▶ [Problem statement]:
Copy out each of the lines below word for word, keeping every character unchanged.

▶ [Records provided]:

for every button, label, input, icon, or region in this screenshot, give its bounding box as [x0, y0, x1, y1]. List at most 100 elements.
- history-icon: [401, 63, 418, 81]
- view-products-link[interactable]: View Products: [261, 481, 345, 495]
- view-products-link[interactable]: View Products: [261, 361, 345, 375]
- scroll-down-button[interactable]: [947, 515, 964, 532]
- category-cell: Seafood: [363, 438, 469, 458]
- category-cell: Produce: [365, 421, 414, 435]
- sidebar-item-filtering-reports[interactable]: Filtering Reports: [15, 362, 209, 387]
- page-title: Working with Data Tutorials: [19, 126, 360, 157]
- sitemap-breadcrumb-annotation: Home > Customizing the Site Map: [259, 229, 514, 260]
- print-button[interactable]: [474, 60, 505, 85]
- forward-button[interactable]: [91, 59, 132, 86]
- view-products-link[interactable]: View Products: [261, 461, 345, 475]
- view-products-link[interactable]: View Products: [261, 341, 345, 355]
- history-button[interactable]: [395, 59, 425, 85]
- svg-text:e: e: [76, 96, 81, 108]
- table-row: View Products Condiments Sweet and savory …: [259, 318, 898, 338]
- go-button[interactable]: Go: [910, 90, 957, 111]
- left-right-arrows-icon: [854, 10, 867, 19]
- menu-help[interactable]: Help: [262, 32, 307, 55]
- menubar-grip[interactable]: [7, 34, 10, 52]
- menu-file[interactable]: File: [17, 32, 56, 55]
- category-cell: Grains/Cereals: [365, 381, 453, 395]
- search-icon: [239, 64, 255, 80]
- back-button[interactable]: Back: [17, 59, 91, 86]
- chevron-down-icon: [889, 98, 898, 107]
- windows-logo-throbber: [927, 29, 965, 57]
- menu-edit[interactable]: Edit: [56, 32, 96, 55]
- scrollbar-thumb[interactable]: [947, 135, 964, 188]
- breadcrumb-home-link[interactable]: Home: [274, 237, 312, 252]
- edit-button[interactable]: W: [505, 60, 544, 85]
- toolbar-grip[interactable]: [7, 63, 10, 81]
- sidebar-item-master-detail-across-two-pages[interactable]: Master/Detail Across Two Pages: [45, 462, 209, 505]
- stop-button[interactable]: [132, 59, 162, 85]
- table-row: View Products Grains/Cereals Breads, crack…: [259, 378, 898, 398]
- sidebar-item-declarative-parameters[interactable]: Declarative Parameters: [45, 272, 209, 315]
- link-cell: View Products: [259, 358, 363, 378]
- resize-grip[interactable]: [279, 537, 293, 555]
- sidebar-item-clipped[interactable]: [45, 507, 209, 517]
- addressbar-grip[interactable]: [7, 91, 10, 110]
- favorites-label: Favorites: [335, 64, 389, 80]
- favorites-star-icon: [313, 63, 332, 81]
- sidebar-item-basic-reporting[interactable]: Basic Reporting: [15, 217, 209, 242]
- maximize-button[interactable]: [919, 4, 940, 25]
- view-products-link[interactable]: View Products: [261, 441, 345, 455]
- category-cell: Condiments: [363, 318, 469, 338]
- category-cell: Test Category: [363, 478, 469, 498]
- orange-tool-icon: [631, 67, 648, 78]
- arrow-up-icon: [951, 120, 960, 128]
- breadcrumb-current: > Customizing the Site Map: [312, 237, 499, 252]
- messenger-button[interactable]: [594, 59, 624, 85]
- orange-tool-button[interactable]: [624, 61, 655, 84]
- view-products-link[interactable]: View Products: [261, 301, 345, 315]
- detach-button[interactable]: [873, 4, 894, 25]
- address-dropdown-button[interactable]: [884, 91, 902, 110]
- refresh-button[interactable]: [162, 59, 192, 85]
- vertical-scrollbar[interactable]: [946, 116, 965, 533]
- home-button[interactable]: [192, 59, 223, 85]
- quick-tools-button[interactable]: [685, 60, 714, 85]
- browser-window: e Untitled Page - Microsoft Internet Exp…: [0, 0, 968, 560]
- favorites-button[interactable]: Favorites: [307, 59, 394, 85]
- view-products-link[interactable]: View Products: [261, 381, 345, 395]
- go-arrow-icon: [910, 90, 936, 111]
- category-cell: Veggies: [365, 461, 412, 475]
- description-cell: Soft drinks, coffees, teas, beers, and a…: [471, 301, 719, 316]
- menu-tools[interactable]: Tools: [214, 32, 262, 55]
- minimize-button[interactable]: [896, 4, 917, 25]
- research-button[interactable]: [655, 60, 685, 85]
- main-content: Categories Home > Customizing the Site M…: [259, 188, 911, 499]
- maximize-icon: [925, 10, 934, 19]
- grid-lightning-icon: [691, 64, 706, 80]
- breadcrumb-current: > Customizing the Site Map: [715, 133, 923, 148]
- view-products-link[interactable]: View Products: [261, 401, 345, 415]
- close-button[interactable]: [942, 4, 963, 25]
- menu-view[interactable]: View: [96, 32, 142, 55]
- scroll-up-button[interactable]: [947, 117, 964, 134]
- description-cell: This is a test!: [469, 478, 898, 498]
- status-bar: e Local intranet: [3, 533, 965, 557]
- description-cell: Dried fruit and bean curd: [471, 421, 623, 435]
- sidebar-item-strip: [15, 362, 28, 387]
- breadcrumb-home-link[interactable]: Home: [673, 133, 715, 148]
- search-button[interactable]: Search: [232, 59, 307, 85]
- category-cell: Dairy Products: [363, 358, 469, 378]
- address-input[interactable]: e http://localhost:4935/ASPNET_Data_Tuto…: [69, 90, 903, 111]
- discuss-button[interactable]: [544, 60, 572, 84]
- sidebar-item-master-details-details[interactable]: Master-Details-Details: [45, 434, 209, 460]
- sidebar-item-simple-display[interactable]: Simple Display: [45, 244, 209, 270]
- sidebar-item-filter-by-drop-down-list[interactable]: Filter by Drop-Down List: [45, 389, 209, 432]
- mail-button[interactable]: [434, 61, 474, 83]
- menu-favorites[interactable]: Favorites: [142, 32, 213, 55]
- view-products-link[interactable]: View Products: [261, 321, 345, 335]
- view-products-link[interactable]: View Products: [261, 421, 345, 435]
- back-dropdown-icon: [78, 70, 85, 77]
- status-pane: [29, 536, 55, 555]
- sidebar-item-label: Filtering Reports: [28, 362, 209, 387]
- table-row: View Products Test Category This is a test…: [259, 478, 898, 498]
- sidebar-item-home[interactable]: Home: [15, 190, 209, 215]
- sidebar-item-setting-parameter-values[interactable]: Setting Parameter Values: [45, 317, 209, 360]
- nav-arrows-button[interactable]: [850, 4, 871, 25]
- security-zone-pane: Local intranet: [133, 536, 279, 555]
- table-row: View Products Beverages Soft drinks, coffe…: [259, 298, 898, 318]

▶ [Response to the exercise]:
for every button, label, input, icon, or region in this screenshot, give its bounding box as [x0, y0, x1, y1]. List at most 100 elements.
- history-icon: [401, 63, 418, 81]
- view-products-link[interactable]: View Products: [261, 481, 345, 495]
- view-products-link[interactable]: View Products: [261, 361, 345, 375]
- scroll-down-button[interactable]: [947, 515, 964, 532]
- category-cell: Seafood: [363, 438, 469, 458]
- category-cell: Produce: [365, 421, 414, 435]
- sidebar-item-filtering-reports[interactable]: Filtering Reports: [15, 362, 209, 387]
- page-title: Working with Data Tutorials: [19, 126, 360, 157]
- sitemap-breadcrumb-annotation: Home > Customizing the Site Map: [259, 229, 514, 260]
- print-button[interactable]: [474, 60, 505, 85]
- forward-button[interactable]: [91, 59, 132, 86]
- view-products-link[interactable]: View Products: [261, 461, 345, 475]
- view-products-link[interactable]: View Products: [261, 341, 345, 355]
- history-button[interactable]: [395, 59, 425, 85]
- svg-text:e: e: [76, 96, 81, 108]
- table-row: View Products Condiments Sweet and savory …: [259, 318, 898, 338]
- go-button[interactable]: Go: [910, 90, 957, 111]
- left-right-arrows-icon: [854, 10, 867, 19]
- menu-help[interactable]: Help: [262, 32, 307, 55]
- menubar-grip[interactable]: [7, 34, 10, 52]
- menu-file[interactable]: File: [17, 32, 56, 55]
- category-cell: Grains/Cereals: [365, 381, 453, 395]
- search-icon: [239, 64, 255, 80]
- back-button[interactable]: Back: [17, 59, 91, 86]
- chevron-down-icon: [889, 98, 898, 107]
- windows-logo-throbber: [927, 29, 965, 57]
- menu-edit[interactable]: Edit: [56, 32, 96, 55]
- scrollbar-thumb[interactable]: [947, 135, 964, 188]
- breadcrumb-home-link[interactable]: Home: [274, 237, 312, 252]
- edit-button[interactable]: W: [505, 60, 544, 85]
- toolbar-grip[interactable]: [7, 63, 10, 81]
- sidebar-item-master-detail-across-two-pages[interactable]: Master/Detail Across Two Pages: [45, 462, 209, 505]
- stop-button[interactable]: [132, 59, 162, 85]
- table-row: View Products Grains/Cereals Breads, crack…: [259, 378, 898, 398]
- sidebar-item-declarative-parameters[interactable]: Declarative Parameters: [45, 272, 209, 315]
- link-cell: View Products: [259, 358, 363, 378]
- resize-grip[interactable]: [279, 537, 293, 555]
- sidebar-item-clipped[interactable]: [45, 507, 209, 517]
- addressbar-grip[interactable]: [7, 91, 10, 110]
- favorites-label: Favorites: [335, 64, 389, 80]
- favorites-star-icon: [313, 63, 332, 81]
- sidebar-item-basic-reporting[interactable]: Basic Reporting: [15, 217, 209, 242]
- maximize-button[interactable]: [919, 4, 940, 25]
- view-products-link[interactable]: View Products: [261, 441, 345, 455]
- category-cell: Condiments: [363, 318, 469, 338]
- category-cell: Test Category: [363, 478, 469, 498]
- orange-tool-icon: [631, 67, 648, 78]
- arrow-up-icon: [951, 120, 960, 128]
- breadcrumb-current: > Customizing the Site Map: [312, 237, 499, 252]
- messenger-button[interactable]: [594, 59, 624, 85]
- orange-tool-button[interactable]: [624, 61, 655, 84]
- view-products-link[interactable]: View Products: [261, 301, 345, 315]
- detach-button[interactable]: [873, 4, 894, 25]
- address-dropdown-button[interactable]: [884, 91, 902, 110]
- refresh-button[interactable]: [162, 59, 192, 85]
- vertical-scrollbar[interactable]: [946, 116, 965, 533]
- home-button[interactable]: [192, 59, 223, 85]
- quick-tools-button[interactable]: [685, 60, 714, 85]
- browser-window: e Untitled Page - Microsoft Internet Exp…: [0, 0, 968, 560]
- favorites-button[interactable]: Favorites: [307, 59, 394, 85]
- view-products-link[interactable]: View Products: [261, 381, 345, 395]
- go-arrow-icon: [910, 90, 936, 111]
- category-cell: Veggies: [365, 461, 412, 475]
- description-cell: Soft drinks, coffees, teas, beers, and a…: [471, 301, 719, 316]
- menu-tools[interactable]: Tools: [214, 32, 262, 55]
- minimize-button[interactable]: [896, 4, 917, 25]
- research-button[interactable]: [655, 60, 685, 85]
- main-content: Categories Home > Customizing the Site M…: [259, 188, 911, 499]
- maximize-icon: [925, 10, 934, 19]
- grid-lightning-icon: [691, 64, 706, 80]
- breadcrumb-current: > Customizing the Site Map: [715, 133, 923, 148]
- view-products-link[interactable]: View Products: [261, 401, 345, 415]
- close-button[interactable]: [942, 4, 963, 25]
- menu-view[interactable]: View: [96, 32, 142, 55]
- scroll-up-button[interactable]: [947, 117, 964, 134]
- description-cell: This is a test!: [469, 478, 898, 498]
- status-bar: e Local intranet: [3, 533, 965, 557]
- description-cell: Dried fruit and bean curd: [471, 421, 623, 435]
- sidebar-item-strip: [15, 362, 28, 387]
- breadcrumb-home-link[interactable]: Home: [673, 133, 715, 148]
- search-button[interactable]: Search: [232, 59, 307, 85]
- category-cell: Dairy Products: [363, 358, 469, 378]
- address-input[interactable]: e http://localhost:4935/ASPNET_Data_Tuto…: [69, 90, 903, 111]
- discuss-button[interactable]: [544, 60, 572, 84]
- sidebar-item-master-details-details[interactable]: Master-Details-Details: [45, 434, 209, 460]
- sidebar-item-simple-display[interactable]: Simple Display: [45, 244, 209, 270]
- sidebar-item-filter-by-drop-down-list[interactable]: Filter by Drop-Down List: [45, 389, 209, 432]
- mail-button[interactable]: [434, 61, 474, 83]
- menu-favorites[interactable]: Favorites: [142, 32, 213, 55]
- view-products-link[interactable]: View Products: [261, 321, 345, 335]
- view-products-link[interactable]: View Products: [261, 421, 345, 435]
- back-dropdown-icon: [78, 70, 85, 77]
- status-pane: [29, 536, 55, 555]
- sidebar-item-label: Filtering Reports: [28, 362, 209, 387]
- table-row: View Products Test Category This is a test…: [259, 478, 898, 498]
- sidebar-item-home[interactable]: Home: [15, 190, 209, 215]
- sidebar-item-setting-parameter-values[interactable]: Setting Parameter Values: [45, 317, 209, 360]
- nav-arrows-button[interactable]: [850, 4, 871, 25]
- security-zone-pane: Local intranet: [133, 536, 279, 555]
- table-row: View Products Beverages Soft drinks, coffe…: [259, 298, 898, 318]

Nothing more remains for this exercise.